- Lo que se pide
En el fragmento sobre el arte, ¿a qué se dice que se parece el arte?

- Fragmento seleccionado
Virgilio Piñera
Uno se levanta todas las mañanas diciéndose
que ya no puede más con esos artistas, con esas pláticas, con esas
exclamaciones, con uno mismo; que basta ya de Arte, de Belleza, de Sacrificio,
de Rigor, de Seriedad; que no hay tal predestinación, tal éxtasis, tal
destino...; que somos fracmasones del arte, ¡qué horror!: yo te muestro y tú me
muestras, y todos se muestran; que la meta está próxima, que llegaremos, ¡cómo
no!, ¡no faltaba más!
Finalmente me digo que se nos ha hecho una
sucia jugada, que no hay tal arte, y estamos condenados por saecula saeculorum
a seguir una sombra, cuyo cuerpo real y propio, nada tiene que ver con el
triste uso y mistificación que hacemos de la misma.
Bueno, me digo todo esto y mucho más, me pongo
en sumo grado enérgico. ¿Y qué ocurre entonces? El resto del día me lo paso en
artista, sacrificado, como un perro, buscando y diciendo que encuentro, gozando
y extasiándome, y creyendo y esperando, sustituyendo los gastados ídolos por
otros relucientes, enviando cartas, estando al corriente, pensando en la mente
universal, en las obras de arte ya escritas (conservadas o perdidas) y en las
por escribir. Toda una vasta red de comunicaciones: No estamos solos. / Nos une
la mente universal. / Seguiremos informando. Después, los pequeños paréntesis:
por ejemplo, cuando nos burlamos del artista que está un grado por debajo del
nuestro. Lo consideramos perdido sin remisión, pensamos "que no llegará",
hasta decimos que "es delicioso", medimos la distancia que nos
separa de él, y con crueldad nos ufanamos de los pasos que aún le faltan. El
día transcurre disfrazado de artista.
El arte se parece a las piedras preciosas.
Creemos que tiene un valor en sí, que es moneda corriente y cheque al portador;
creemos que abre puertas, perspectivas, que nos salvará del hambre de belleza o
nos otorgará la posteridad. Es entonces que lo perseguimos, nos lo pasamos de
mano en mano, creemos ver ladrones por todas partes y lo encerramos en una
vitrina o en una caja fuerte. He ahí lo terrible, nuestro mortal error: hemos
encerrado al arte dentro de nosotros mismos. Nadie lo considera por un instante
como la piedra que en la selva pierde su condición de preciosa y se queda
solamente en piedra; piedra que, no obstante, es preciso conservar como peso
muerto, pero que podrá ser valiosa en cualquier momento, sin que sepamos cuándo
ni dónde, sin que nos propongamos tal valor ni por él nos sacrifiquemos. Una
piedra que, no tiranizándonos en nada, podremos hasta trocar por un puñado de
arroz.

- Datos proporcionados
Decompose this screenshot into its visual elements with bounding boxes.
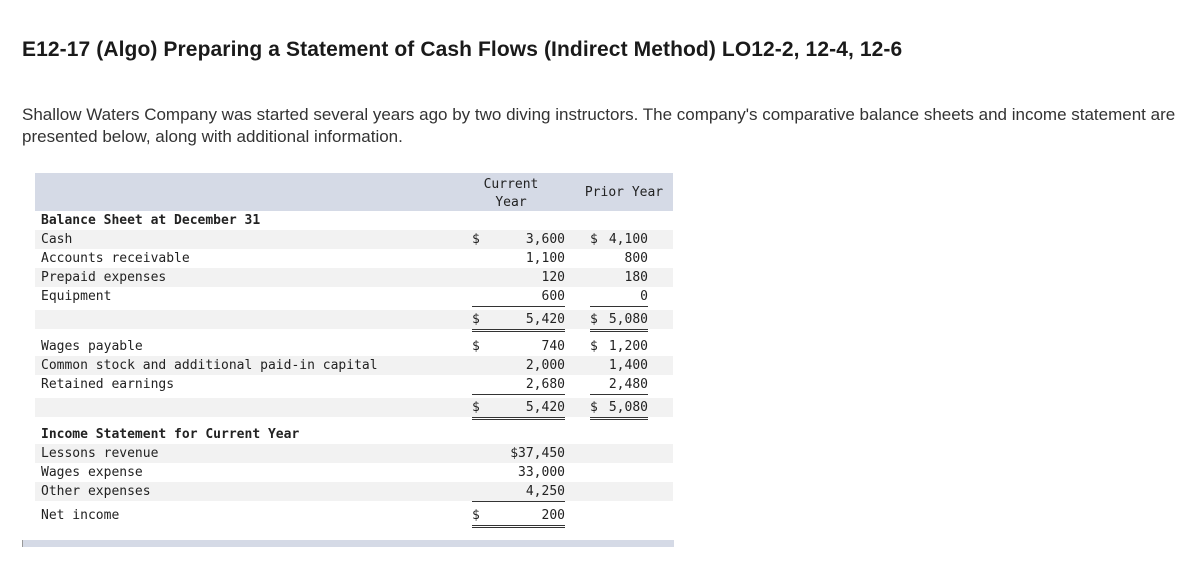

- Solución redactada
A las piedras preciosas.